■ Stored records:
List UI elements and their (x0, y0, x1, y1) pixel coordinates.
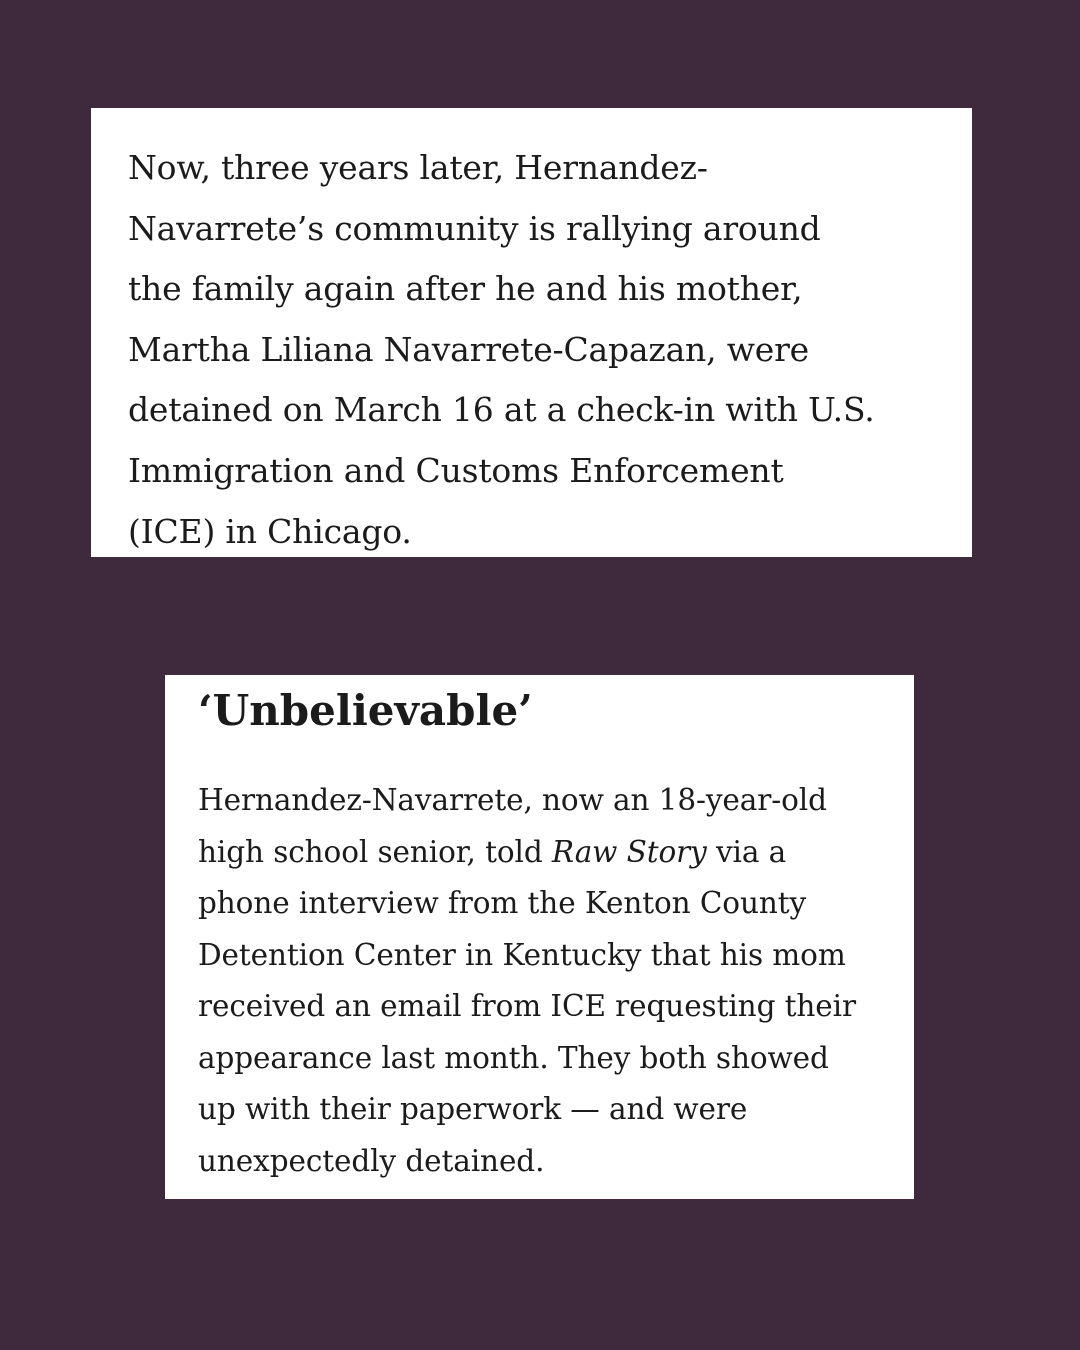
text-segment: high school senior, told (198, 834, 552, 869)
paragraph-line: detained on March 16 at a check-in with U.S. (128, 390, 875, 430)
section-heading: ‘Unbelievable’ (198, 686, 533, 735)
paragraph-line: Martha Liliana Navarrete-Capazan, were (128, 329, 809, 369)
excerpt-paragraph (198, 775, 884, 1187)
paragraph-line: Now, three years later, Hernandez- (128, 148, 708, 187)
paragraph-line: Hernandez-Navarrete, now an 18-year-old (198, 783, 827, 817)
paragraph-line: the family again after he and his mother, (128, 269, 803, 309)
paragraph-line: (ICE) in Chicago. (128, 511, 412, 551)
paragraph-line: phone interview from the Kenton County (198, 886, 807, 920)
paragraph-line: up with their paperwork — and were (198, 1092, 748, 1126)
paragraph-line: Detention Center in Kentucky that his mom (198, 937, 846, 972)
text-segment: via a (706, 834, 787, 869)
paragraph-line: received an email from ICE requesting their (198, 989, 856, 1023)
article-excerpt-top (91, 108, 972, 557)
publication-name: Raw Story (551, 834, 707, 869)
paragraph-line: appearance last month. They both showed (198, 1040, 829, 1075)
paragraph-line: Immigration and Customs Enforcement (128, 450, 784, 490)
paragraph-line: unexpectedly detained. (198, 1143, 545, 1178)
excerpt-paragraph (128, 138, 942, 562)
paragraph-line (198, 827, 884, 879)
article-excerpt-bottom (165, 675, 914, 1199)
paragraph-line: Navarrete’s community is rallying around (128, 208, 821, 248)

■ Short exercise: Rewrite all the records with every "detained" replaced by "arrested" and everything else unchanged. Leave the pictures out.

■ Output below:
List UI elements and their (x0, y0, x1, y1) pixel coordinates.
text-segment: high school senior, told (198, 834, 552, 869)
paragraph-line: arrested on March 16 at a check-in with U.S. (128, 390, 875, 430)
section-heading: ‘Unbelievable’ (198, 686, 533, 735)
paragraph-line: Martha Liliana Navarrete-Capazan, were (128, 329, 809, 369)
excerpt-paragraph (198, 775, 884, 1187)
paragraph-line: Now, three years later, Hernandez- (128, 148, 708, 187)
paragraph-line: Hernandez-Navarrete, now an 18-year-old (198, 783, 827, 817)
paragraph-line: the family again after he and his mother, (128, 269, 803, 309)
paragraph-line: (ICE) in Chicago. (128, 511, 412, 551)
paragraph-line: phone interview from the Kenton County (198, 886, 807, 920)
paragraph-line: up with their paperwork — and were (198, 1092, 748, 1126)
paragraph-line: Detention Center in Kentucky that his mom (198, 937, 846, 972)
text-segment: via a (706, 834, 787, 869)
paragraph-line: received an email from ICE requesting their (198, 989, 856, 1023)
article-excerpt-top (91, 108, 972, 557)
publication-name: Raw Story (551, 834, 707, 869)
paragraph-line: appearance last month. They both showed (198, 1040, 829, 1075)
paragraph-line: Immigration and Customs Enforcement (128, 450, 784, 490)
paragraph-line: unexpectedly arrested. (198, 1143, 545, 1178)
excerpt-paragraph (128, 138, 942, 562)
paragraph-line (198, 827, 884, 879)
article-excerpt-bottom (165, 675, 914, 1199)
paragraph-line: Navarrete’s community is rallying around (128, 208, 821, 248)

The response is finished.